# start of Working data

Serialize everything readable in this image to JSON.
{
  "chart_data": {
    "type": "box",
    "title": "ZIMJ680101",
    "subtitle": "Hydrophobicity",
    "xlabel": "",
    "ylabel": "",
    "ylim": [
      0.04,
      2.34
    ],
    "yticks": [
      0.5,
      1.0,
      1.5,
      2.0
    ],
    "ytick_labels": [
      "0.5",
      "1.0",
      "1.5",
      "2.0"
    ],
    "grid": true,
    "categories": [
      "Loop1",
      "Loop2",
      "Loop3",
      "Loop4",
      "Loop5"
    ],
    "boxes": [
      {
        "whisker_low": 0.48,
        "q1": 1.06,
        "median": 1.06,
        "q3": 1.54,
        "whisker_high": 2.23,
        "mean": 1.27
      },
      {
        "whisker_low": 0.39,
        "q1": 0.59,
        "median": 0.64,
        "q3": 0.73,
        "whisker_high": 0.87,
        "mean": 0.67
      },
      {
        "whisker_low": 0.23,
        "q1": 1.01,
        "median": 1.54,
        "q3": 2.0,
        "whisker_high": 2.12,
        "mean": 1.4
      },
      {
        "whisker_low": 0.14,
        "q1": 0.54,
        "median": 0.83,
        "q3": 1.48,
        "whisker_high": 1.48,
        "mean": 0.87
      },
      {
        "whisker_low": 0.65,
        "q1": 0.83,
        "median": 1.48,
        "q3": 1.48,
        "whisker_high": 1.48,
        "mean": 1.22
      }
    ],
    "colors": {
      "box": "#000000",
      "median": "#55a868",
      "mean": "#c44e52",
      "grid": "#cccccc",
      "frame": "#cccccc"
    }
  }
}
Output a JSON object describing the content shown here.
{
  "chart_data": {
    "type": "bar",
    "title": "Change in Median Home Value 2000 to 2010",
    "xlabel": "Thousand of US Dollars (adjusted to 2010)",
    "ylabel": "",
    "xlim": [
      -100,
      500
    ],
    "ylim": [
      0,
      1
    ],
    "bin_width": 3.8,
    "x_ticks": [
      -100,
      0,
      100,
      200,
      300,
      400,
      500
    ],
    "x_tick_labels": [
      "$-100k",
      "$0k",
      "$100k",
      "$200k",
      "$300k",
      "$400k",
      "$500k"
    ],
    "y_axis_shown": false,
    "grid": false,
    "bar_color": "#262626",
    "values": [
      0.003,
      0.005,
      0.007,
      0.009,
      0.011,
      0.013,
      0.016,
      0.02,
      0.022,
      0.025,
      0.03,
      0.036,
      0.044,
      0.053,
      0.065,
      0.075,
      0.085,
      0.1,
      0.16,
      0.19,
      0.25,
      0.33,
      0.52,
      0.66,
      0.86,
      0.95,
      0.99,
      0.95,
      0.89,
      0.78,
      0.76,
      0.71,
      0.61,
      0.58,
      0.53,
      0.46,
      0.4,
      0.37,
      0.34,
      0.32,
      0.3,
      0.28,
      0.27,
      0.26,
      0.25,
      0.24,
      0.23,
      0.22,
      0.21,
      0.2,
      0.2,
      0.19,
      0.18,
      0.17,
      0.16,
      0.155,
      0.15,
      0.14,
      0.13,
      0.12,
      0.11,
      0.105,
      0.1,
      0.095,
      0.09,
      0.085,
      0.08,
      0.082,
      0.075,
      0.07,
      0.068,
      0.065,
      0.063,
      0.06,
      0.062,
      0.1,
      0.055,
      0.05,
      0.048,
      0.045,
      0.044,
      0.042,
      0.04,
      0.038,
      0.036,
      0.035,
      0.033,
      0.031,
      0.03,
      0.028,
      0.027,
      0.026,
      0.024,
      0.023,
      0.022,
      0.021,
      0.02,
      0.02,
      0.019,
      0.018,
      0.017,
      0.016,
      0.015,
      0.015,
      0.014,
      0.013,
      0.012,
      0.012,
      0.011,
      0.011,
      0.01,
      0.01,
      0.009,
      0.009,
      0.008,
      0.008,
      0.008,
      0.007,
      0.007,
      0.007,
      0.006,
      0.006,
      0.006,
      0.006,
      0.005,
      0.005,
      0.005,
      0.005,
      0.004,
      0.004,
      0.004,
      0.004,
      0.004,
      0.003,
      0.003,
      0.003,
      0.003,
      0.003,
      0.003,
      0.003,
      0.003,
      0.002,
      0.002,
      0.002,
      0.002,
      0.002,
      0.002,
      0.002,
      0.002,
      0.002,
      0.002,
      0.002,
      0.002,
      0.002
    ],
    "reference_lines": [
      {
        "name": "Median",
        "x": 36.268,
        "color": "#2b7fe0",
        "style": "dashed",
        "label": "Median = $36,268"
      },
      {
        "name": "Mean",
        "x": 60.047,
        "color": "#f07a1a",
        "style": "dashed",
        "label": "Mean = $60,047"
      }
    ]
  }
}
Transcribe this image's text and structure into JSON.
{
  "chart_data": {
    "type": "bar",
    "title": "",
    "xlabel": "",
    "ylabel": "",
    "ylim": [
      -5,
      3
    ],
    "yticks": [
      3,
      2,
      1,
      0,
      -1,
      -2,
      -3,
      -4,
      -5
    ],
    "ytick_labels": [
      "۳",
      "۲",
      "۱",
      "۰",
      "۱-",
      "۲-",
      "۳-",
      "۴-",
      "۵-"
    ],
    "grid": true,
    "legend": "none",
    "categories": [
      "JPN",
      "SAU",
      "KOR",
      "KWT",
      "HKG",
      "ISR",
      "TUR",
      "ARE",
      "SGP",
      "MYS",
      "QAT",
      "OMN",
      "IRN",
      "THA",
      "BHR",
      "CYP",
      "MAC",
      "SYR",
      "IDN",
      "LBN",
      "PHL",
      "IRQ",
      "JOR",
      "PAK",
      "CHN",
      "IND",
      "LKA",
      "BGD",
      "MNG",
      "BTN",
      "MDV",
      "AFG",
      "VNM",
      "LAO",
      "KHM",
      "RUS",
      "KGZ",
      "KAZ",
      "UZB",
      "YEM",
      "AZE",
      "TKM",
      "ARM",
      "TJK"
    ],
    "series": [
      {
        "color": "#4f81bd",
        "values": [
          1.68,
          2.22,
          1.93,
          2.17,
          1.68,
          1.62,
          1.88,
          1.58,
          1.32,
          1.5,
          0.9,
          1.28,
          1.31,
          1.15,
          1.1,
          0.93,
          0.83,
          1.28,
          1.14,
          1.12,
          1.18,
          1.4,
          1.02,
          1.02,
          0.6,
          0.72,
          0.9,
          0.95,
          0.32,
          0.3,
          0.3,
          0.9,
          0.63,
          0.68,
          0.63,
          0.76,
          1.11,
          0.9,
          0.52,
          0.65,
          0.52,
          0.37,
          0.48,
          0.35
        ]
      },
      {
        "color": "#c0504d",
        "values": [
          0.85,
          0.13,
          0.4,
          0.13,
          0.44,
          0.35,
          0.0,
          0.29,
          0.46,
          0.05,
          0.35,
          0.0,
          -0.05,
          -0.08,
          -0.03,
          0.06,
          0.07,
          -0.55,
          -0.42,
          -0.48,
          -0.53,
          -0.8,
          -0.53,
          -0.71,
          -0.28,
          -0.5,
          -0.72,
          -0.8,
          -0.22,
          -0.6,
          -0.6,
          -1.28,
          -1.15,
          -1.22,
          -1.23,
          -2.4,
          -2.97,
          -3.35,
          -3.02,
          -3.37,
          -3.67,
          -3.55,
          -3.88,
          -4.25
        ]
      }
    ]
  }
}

# end of Working data

Task requirements = Transcribe all of the entries without altering anything.

Output =
Serialize everything readable in this image to JSON.
{
  "chart_data": {
    "type": "box",
    "title": "ZIMJ680101",
    "subtitle": "Hydrophobicity",
    "xlabel": "",
    "ylabel": "",
    "ylim": [
      0.04,
      2.34
    ],
    "yticks": [
      0.5,
      1.0,
      1.5,
      2.0
    ],
    "ytick_labels": [
      "0.5",
      "1.0",
      "1.5",
      "2.0"
    ],
    "grid": true,
    "categories": [
      "Loop1",
      "Loop2",
      "Loop3",
      "Loop4",
      "Loop5"
    ],
    "boxes": [
      {
        "whisker_low": 0.48,
        "q1": 1.06,
        "median": 1.06,
        "q3": 1.54,
        "whisker_high": 2.23,
        "mean": 1.27
      },
      {
        "whisker_low": 0.39,
        "q1": 0.59,
        "median": 0.64,
        "q3": 0.73,
        "whisker_high": 0.87,
        "mean": 0.67
      },
      {
        "whisker_low": 0.23,
        "q1": 1.01,
        "median": 1.54,
        "q3": 2.0,
        "whisker_high": 2.12,
        "mean": 1.4
      },
      {
        "whisker_low": 0.14,
        "q1": 0.54,
        "median": 0.83,
        "q3": 1.48,
        "whisker_high": 1.48,
        "mean": 0.87
      },
      {
        "whisker_low": 0.65,
        "q1": 0.83,
        "median": 1.48,
        "q3": 1.48,
        "whisker_high": 1.48,
        "mean": 1.22
      }
    ],
    "colors": {
      "box": "#000000",
      "median": "#55a868",
      "mean": "#c44e52",
      "grid": "#cccccc",
      "frame": "#cccccc"
    }
  }
}
Output a JSON object describing the content shown here.
{
  "chart_data": {
    "type": "bar",
    "title": "Change in Median Home Value 2000 to 2010",
    "xlabel": "Thousand of US Dollars (adjusted to 2010)",
    "ylabel": "",
    "xlim": [
      -100,
      500
    ],
    "ylim": [
      0,
      1
    ],
    "bin_width": 3.8,
    "x_ticks": [
      -100,
      0,
      100,
      200,
      300,
      400,
      500
    ],
    "x_tick_labels": [
      "$-100k",
      "$0k",
      "$100k",
      "$200k",
      "$300k",
      "$400k",
      "$500k"
    ],
    "y_axis_shown": false,
    "grid": false,
    "bar_color": "#262626",
    "values": [
      0.003,
      0.005,
      0.007,
      0.009,
      0.011,
      0.013,
      0.016,
      0.02,
      0.022,
      0.025,
      0.03,
      0.036,
      0.044,
      0.053,
      0.065,
      0.075,
      0.085,
      0.1,
      0.16,
      0.19,
      0.25,
      0.33,
      0.52,
      0.66,
      0.86,
      0.95,
      0.99,
      0.95,
      0.89,
      0.78,
      0.76,
      0.71,
      0.61,
      0.58,
      0.53,
      0.46,
      0.4,
      0.37,
      0.34,
      0.32,
      0.3,
      0.28,
      0.27,
      0.26,
      0.25,
      0.24,
      0.23,
      0.22,
      0.21,
      0.2,
      0.2,
      0.19,
      0.18,
      0.17,
      0.16,
      0.155,
      0.15,
      0.14,
      0.13,
      0.12,
      0.11,
      0.105,
      0.1,
      0.095,
      0.09,
      0.085,
      0.08,
      0.082,
      0.075,
      0.07,
      0.068,
      0.065,
      0.063,
      0.06,
      0.062,
      0.1,
      0.055,
      0.05,
      0.048,
      0.045,
      0.044,
      0.042,
      0.04,
      0.038,
      0.036,
      0.035,
      0.033,
      0.031,
      0.03,
      0.028,
      0.027,
      0.026,
      0.024,
      0.023,
      0.022,
      0.021,
      0.02,
      0.02,
      0.019,
      0.018,
      0.017,
      0.016,
      0.015,
      0.015,
      0.014,
      0.013,
      0.012,
      0.012,
      0.011,
      0.011,
      0.01,
      0.01,
      0.009,
      0.009,
      0.008,
      0.008,
      0.008,
      0.007,
      0.007,
      0.007,
      0.006,
      0.006,
      0.006,
      0.006,
      0.005,
      0.005,
      0.005,
      0.005,
      0.004,
      0.004,
      0.004,
      0.004,
      0.004,
      0.003,
      0.003,
      0.003,
      0.003,
      0.003,
      0.003,
      0.003,
      0.003,
      0.002,
      0.002,
      0.002,
      0.002,
      0.002,
      0.002,
      0.002,
      0.002,
      0.002,
      0.002,
      0.002,
      0.002,
      0.002
    ],
    "reference_lines": [
      {
        "name": "Median",
        "x": 36.268,
        "color": "#2b7fe0",
        "style": "dashed",
        "label": "Median = $36,268"
      },
      {
        "name": "Mean",
        "x": 60.047,
        "color": "#f07a1a",
        "style": "dashed",
        "label": "Mean = $60,047"
      }
    ]
  }
}
Transcribe this image's text and structure into JSON.
{
  "chart_data": {
    "type": "bar",
    "title": "",
    "xlabel": "",
    "ylabel": "",
    "ylim": [
      -5,
      3
    ],
    "yticks": [
      3,
      2,
      1,
      0,
      -1,
      -2,
      -3,
      -4,
      -5
    ],
    "ytick_labels": [
      "۳",
      "۲",
      "۱",
      "۰",
      "۱-",
      "۲-",
      "۳-",
      "۴-",
      "۵-"
    ],
    "grid": true,
    "legend": "none",
    "categories": [
      "JPN",
      "SAU",
      "KOR",
      "KWT",
      "HKG",
      "ISR",
      "TUR",
      "ARE",
      "SGP",
      "MYS",
      "QAT",
      "OMN",
      "IRN",
      "THA",
      "BHR",
      "CYP",
      "MAC",
      "SYR",
      "IDN",
      "LBN",
      "PHL",
      "IRQ",
      "JOR",
      "PAK",
      "CHN",
      "IND",
      "LKA",
      "BGD",
      "MNG",
      "BTN",
      "MDV",
      "AFG",
      "VNM",
      "LAO",
      "KHM",
      "RUS",
      "KGZ",
      "KAZ",
      "UZB",
      "YEM",
      "AZE",
      "TKM",
      "ARM",
      "TJK"
    ],
    "series": [
      {
        "color": "#4f81bd",
        "values": [
          1.68,
          2.22,
          1.93,
          2.17,
          1.68,
          1.62,
          1.88,
          1.58,
          1.32,
          1.5,
          0.9,
          1.28,
          1.31,
          1.15,
          1.1,
          0.93,
          0.83,
          1.28,
          1.14,
          1.12,
          1.18,
          1.4,
          1.02,
          1.02,
          0.6,
          0.72,
          0.9,
          0.95,
          0.32,
          0.3,
          0.3,
          0.9,
          0.63,
          0.68,
          0.63,
          0.76,
          1.11,
          0.9,
          0.52,
          0.65,
          0.52,
          0.37,
          0.48,
          0.35
        ]
      },
      {
        "color": "#c0504d",
        "values": [
          0.85,
          0.13,
          0.4,
          0.13,
          0.44,
          0.35,
          0.0,
          0.29,
          0.46,
          0.05,
          0.35,
          0.0,
          -0.05,
          -0.08,
          -0.03,
          0.06,
          0.07,
          -0.55,
          -0.42,
          -0.48,
          -0.53,
          -0.8,
          -0.53,
          -0.71,
          -0.28,
          -0.5,
          -0.72,
          -0.8,
          -0.22,
          -0.6,
          -0.6,
          -1.28,
          -1.15,
          -1.22,
          -1.23,
          -2.4,
          -2.97,
          -3.35,
          -3.02,
          -3.37,
          -3.67,
          -3.55,
          -3.88,
          -4.25
        ]
      }
    ]
  }
}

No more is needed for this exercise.